_AIM OF THE EXERCISE_:
Quote the entries in full, character for character, without their images.

_RECORDS SHOWN_:
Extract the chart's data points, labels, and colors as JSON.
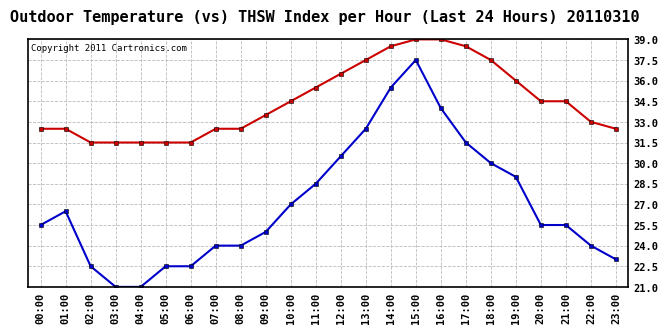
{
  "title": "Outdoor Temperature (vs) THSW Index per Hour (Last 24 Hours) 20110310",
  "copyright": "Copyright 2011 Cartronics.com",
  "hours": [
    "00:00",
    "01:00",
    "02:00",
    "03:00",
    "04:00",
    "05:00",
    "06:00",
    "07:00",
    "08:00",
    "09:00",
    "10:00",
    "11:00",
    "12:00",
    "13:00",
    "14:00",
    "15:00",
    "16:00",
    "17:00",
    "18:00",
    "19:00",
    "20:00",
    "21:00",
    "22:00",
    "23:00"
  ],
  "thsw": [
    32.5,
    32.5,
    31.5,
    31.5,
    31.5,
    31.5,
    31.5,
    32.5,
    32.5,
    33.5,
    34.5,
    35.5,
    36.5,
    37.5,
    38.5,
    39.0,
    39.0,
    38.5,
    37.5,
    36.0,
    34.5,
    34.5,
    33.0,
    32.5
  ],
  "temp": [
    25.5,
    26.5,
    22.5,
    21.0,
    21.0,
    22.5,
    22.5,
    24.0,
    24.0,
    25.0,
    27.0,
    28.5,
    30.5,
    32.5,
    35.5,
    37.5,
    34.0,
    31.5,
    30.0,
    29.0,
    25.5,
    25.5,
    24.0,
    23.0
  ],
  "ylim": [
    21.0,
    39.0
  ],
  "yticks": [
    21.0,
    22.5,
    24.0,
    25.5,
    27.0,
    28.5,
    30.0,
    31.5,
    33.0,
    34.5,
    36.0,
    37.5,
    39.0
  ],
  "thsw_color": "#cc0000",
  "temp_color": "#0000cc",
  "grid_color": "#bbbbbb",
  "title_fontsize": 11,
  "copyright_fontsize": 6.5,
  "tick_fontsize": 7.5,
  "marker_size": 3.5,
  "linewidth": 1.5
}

_SOLUTION FOR THIS TASK_:
Extract the chart's data points, labels, and colors as JSON.
{
  "title": "Outdoor Temperature (vs) THSW Index per Hour (Last 24 Hours) 20110310",
  "copyright": "Copyright 2011 Cartronics.com",
  "hours": [
    "00:00",
    "01:00",
    "02:00",
    "03:00",
    "04:00",
    "05:00",
    "06:00",
    "07:00",
    "08:00",
    "09:00",
    "10:00",
    "11:00",
    "12:00",
    "13:00",
    "14:00",
    "15:00",
    "16:00",
    "17:00",
    "18:00",
    "19:00",
    "20:00",
    "21:00",
    "22:00",
    "23:00"
  ],
  "thsw": [
    32.5,
    32.5,
    31.5,
    31.5,
    31.5,
    31.5,
    31.5,
    32.5,
    32.5,
    33.5,
    34.5,
    35.5,
    36.5,
    37.5,
    38.5,
    39.0,
    39.0,
    38.5,
    37.5,
    36.0,
    34.5,
    34.5,
    33.0,
    32.5
  ],
  "temp": [
    25.5,
    26.5,
    22.5,
    21.0,
    21.0,
    22.5,
    22.5,
    24.0,
    24.0,
    25.0,
    27.0,
    28.5,
    30.5,
    32.5,
    35.5,
    37.5,
    34.0,
    31.5,
    30.0,
    29.0,
    25.5,
    25.5,
    24.0,
    23.0
  ],
  "ylim": [
    21.0,
    39.0
  ],
  "yticks": [
    21.0,
    22.5,
    24.0,
    25.5,
    27.0,
    28.5,
    30.0,
    31.5,
    33.0,
    34.5,
    36.0,
    37.5,
    39.0
  ],
  "thsw_color": "#cc0000",
  "temp_color": "#0000cc",
  "grid_color": "#bbbbbb",
  "title_fontsize": 11,
  "copyright_fontsize": 6.5,
  "tick_fontsize": 7.5,
  "marker_size": 3.5,
  "linewidth": 1.5
}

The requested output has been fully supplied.